§ What you need to do
List the four observations Jeremiah made, as numbered in the excerpted outline on Jeremiah and the potter.

    3. Jeremiah now sees God’s hand coming down to kneed Jerusalem into a heap of clay again. The thunder of Nebuchadnezzar’s approaching war machine booms in his brain.
  1. Four Observations Which Jeremiah Made (vs. 1-6).
    God himself suggests the parallel. Compare v. 2 with vs. 5 and 6. We can therefore expect to find God’s principle of operation in the activity of the potter.
    1. Observation No. 1—The potter is working at his wheel.
      So God is at work—tirelessly, creatively.
      God is at work with his people purposefully, creatively.
    2. Observation No. 2—The vessel was spoiled in the potter’s hand.
      It is not stated whether the fault was the potter’s, or the clay’s. If I had done the shaping, the vessel would have been spoiled because of my clumsiness, or because I hadn’t centred the lump properly. Certainly this cannot be said of God, who is all-wise, and omnipotent, and omniscient.
      The fault was in the clay.
      Perhaps it was not wedged sufficiently (wedging is cutting it in half, joining the pieces, kneeding it, cutting it in half, etc.)
      Perhaps not all lumps had disappeared. (Small lumps that are not assimilated will mar the vessel.)
      Perhaps not all air bubbles had been kneaded out. (Air bubbles will burst in the kiln later and spoil the vessel.)
      In any case, the clay did not respond to the will of the potter.
    3. Observation No. 3—The potter lumps the clay together again.
      He begins the wedging process once more.
      The touch of God in my life may sometimes be very hard, but it is not therefore less patient.
    4. Observation No. 4—The mulish resistance of the clay does not liberate it from the hand of the potter.
      The potter may change his mind about the clay, but it remains clay in his hand.
      It remains subject to his decisions.
  2. Two Big Truths Grow out of These Observations (vs. 7-11).
    1. There is judgment (vs. 9-10).
      God does change his mind from good to ill regarding his people. {156}
      1. Recall Adam and Eve.

§ Supplied entries
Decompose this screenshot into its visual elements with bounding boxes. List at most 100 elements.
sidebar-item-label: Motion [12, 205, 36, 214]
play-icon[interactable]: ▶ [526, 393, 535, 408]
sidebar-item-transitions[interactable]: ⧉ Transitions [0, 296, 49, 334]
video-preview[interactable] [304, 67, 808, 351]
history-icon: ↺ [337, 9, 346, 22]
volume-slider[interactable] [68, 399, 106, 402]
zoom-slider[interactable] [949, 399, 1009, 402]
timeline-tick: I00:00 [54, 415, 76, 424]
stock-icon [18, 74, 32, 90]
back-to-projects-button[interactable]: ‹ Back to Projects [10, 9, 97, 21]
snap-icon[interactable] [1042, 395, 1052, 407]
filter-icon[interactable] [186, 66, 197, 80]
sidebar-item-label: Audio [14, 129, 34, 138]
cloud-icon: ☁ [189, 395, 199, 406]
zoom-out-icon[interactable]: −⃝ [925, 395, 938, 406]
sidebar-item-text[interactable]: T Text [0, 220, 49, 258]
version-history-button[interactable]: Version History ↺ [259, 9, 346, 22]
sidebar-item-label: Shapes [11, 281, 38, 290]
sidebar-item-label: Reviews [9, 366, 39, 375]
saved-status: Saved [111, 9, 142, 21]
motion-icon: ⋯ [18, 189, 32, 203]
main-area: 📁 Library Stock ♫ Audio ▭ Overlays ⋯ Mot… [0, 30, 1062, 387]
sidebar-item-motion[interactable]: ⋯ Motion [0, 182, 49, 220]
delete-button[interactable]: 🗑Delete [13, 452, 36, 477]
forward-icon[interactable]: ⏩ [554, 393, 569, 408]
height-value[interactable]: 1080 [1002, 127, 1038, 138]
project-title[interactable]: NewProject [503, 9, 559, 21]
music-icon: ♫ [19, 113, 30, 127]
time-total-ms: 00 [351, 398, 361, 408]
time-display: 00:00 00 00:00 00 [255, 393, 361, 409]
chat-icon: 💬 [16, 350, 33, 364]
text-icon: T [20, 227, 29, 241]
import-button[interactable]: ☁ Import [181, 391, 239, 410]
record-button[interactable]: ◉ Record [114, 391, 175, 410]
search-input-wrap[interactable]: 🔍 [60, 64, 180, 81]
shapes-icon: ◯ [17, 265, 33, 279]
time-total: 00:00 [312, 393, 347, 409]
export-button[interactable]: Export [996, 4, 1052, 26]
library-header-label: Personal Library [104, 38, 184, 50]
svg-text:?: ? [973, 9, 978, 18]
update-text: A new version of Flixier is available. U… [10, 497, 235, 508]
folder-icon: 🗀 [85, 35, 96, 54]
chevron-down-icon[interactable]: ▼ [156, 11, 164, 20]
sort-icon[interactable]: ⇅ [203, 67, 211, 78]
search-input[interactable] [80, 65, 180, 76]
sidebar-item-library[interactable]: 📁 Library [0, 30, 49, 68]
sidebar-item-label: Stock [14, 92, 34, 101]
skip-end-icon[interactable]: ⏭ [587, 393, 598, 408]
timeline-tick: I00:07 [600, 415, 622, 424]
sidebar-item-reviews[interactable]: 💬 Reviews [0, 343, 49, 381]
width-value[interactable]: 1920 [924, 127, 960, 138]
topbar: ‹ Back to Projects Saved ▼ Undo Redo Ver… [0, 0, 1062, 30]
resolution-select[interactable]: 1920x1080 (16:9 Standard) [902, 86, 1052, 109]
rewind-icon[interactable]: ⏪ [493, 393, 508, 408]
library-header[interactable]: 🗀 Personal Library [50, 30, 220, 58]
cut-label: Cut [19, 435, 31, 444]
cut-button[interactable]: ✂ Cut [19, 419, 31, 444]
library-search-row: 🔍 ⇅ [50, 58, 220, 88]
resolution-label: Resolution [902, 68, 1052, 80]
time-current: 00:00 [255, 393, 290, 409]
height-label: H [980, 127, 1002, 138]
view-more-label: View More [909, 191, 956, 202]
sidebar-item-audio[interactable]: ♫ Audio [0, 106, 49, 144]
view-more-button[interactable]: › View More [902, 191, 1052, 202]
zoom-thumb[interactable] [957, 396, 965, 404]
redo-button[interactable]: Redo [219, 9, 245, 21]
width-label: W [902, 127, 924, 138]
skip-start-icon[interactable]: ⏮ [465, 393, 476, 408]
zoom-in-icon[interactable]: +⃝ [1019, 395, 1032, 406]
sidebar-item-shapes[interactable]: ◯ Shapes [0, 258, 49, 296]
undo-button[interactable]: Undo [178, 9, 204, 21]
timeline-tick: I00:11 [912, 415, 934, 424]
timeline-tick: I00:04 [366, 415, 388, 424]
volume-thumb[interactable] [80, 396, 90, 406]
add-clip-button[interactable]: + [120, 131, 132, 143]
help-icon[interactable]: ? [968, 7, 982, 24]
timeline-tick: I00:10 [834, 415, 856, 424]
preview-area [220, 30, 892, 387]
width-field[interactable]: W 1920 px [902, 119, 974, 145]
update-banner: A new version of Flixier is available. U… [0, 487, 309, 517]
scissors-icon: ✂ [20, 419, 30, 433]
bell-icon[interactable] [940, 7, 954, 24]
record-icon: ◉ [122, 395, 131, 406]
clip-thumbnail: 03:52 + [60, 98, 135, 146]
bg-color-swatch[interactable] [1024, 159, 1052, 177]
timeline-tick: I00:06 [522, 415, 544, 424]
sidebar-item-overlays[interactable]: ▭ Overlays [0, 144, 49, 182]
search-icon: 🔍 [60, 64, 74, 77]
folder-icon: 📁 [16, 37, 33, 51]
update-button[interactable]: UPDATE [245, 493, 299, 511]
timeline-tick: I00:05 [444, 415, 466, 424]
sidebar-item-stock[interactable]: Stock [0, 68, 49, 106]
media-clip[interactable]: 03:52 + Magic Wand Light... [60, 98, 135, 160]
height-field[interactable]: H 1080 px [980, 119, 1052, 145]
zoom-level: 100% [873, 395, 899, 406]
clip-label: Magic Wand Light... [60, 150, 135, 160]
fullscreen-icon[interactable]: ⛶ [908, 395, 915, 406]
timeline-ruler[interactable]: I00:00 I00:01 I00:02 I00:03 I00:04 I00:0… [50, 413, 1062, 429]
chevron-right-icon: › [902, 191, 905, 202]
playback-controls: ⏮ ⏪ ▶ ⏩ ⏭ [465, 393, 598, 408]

§ Problem solution
1. The potter is working at his wheel.
2. The vessel was spoiled in the potter's hand.
3. The potter lumps the clay together again.
4. The mulish resistance of the clay does not liberate it from the hand of the potter.